Brief.
Among the lines below, tally those holding the string "vesti" and give the total only.

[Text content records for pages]
┄┄┄┄┄┄┄┄┄┄┄┄┄┄┄┄┄┄┄┄
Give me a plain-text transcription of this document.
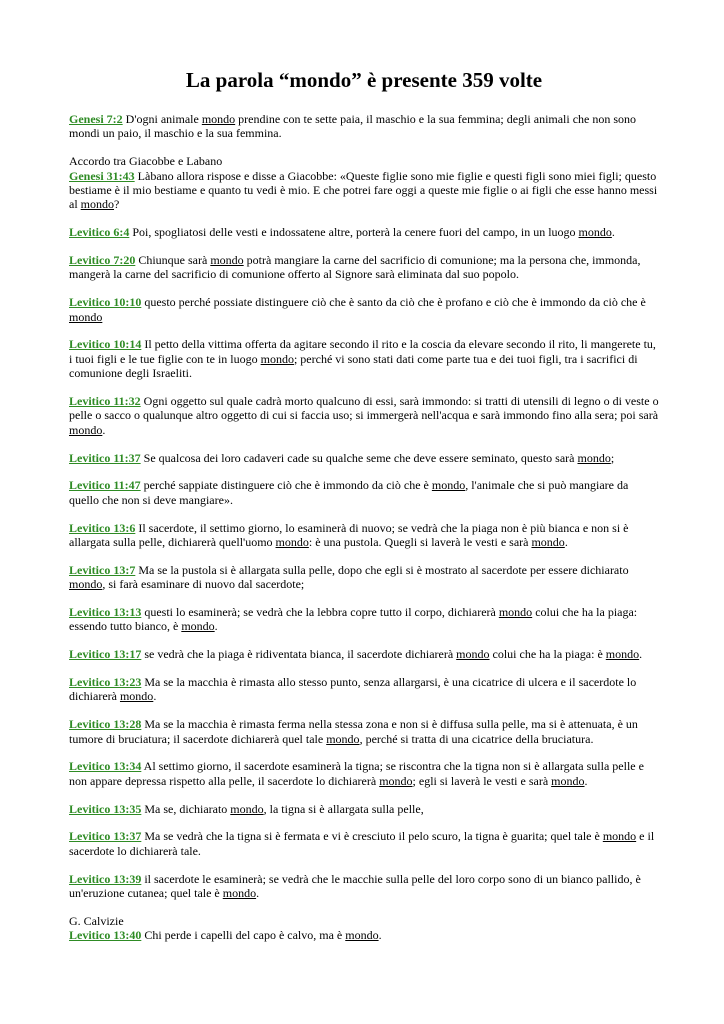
La parola “mondo” è presente 359 volte
Genesi 7:2 D'ogni animale mondo prendine con te sette paia, il maschio e la sua femmina; degli animali che non sono mondi un paio, il maschio e la sua femmina.
Accordo tra Giacobbe e Labano
Genesi 31:43 Làbano allora rispose e disse a Giacobbe: «Queste figlie sono mie figlie e questi figli sono miei figli; questo bestiame è il mio bestiame e quanto tu vedi è mio. E che potrei fare oggi a queste mie figlie o ai figli che esse hanno messi al mondo?
Levitico 6:4 Poi, spogliatosi delle vesti e indossatene altre, porterà la cenere fuori del campo, in un luogo mondo.
Levitico 7:20 Chiunque sarà mondo potrà mangiare la carne del sacrificio di comunione; ma la persona che, immonda, mangerà la carne del sacrificio di comunione offerto al Signore sarà eliminata dal suo popolo.
Levitico 10:10 questo perché possiate distinguere ciò che è santo da ciò che è profano e ciò che è immondo da ciò che è mondo
Levitico 10:14 Il petto della vittima offerta da agitare secondo il rito e la coscia da elevare secondo il rito, li mangerete tu, i tuoi figli e le tue figlie con te in luogo mondo; perché vi sono stati dati come parte tua e dei tuoi figli, tra i sacrifici di comunione degli Israeliti.
Levitico 11:32 Ogni oggetto sul quale cadrà morto qualcuno di essi, sarà immondo: si tratti di utensili di legno o di veste o pelle o sacco o qualunque altro oggetto di cui si faccia uso; si immergerà nell'acqua e sarà immondo fino alla sera; poi sarà mondo.
Levitico 11:37 Se qualcosa dei loro cadaveri cade su qualche seme che deve essere seminato, questo sarà mondo;
Levitico 11:47 perché sappiate distinguere ciò che è immondo da ciò che è mondo, l'animale che si può mangiare da quello che non si deve mangiare».
Levitico 13:6 Il sacerdote, il settimo giorno, lo esaminerà di nuovo; se vedrà che la piaga non è più bianca e non si è allargata sulla pelle, dichiarerà quell'uomo mondo: è una pustola. Quegli si laverà le vesti e sarà mondo.
Levitico 13:7 Ma se la pustola si è allargata sulla pelle, dopo che egli si è mostrato al sacerdote per essere dichiarato mondo, si farà esaminare di nuovo dal sacerdote;
Levitico 13:13 questi lo esaminerà; se vedrà che la lebbra copre tutto il corpo, dichiarerà mondo colui che ha la piaga: essendo tutto bianco, è mondo.
Levitico 13:17 se vedrà che la piaga è ridiventata bianca, il sacerdote dichiarerà mondo colui che ha la piaga: è mondo.
Levitico 13:23 Ma se la macchia è rimasta allo stesso punto, senza allargarsi, è una cicatrice di ulcera e il sacerdote lo dichiarerà mondo.
Levitico 13:28 Ma se la macchia è rimasta ferma nella stessa zona e non si è diffusa sulla pelle, ma si è attenuata, è un tumore di bruciatura; il sacerdote dichiarerà quel tale mondo, perché si tratta di una cicatrice della bruciatura.
Levitico 13:34 Al settimo giorno, il sacerdote esaminerà la tigna; se riscontra che la tigna non si è allargata sulla pelle e non appare depressa rispetto alla pelle, il sacerdote lo dichiarerà mondo; egli si laverà le vesti e sarà mondo.
Levitico 13:35 Ma se, dichiarato mondo, la tigna si è allargata sulla pelle,
Levitico 13:37 Ma se vedrà che la tigna si è fermata e vi è cresciuto il pelo scuro, la tigna è guarita; quel tale è mondo e il sacerdote lo dichiarerà tale.
Levitico 13:39 il sacerdote le esaminerà; se vedrà che le macchie sulla pelle del loro corpo sono di un bianco pallido, è un'eruzione cutanea; quel tale è mondo.
G. Calvizie
Levitico 13:40 Chi perde i capelli del capo è calvo, ma è mondo.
┄┄┄┄┄┄┄┄┄┄┄┄┄┄┄┄┄┄┄┄
Response.
3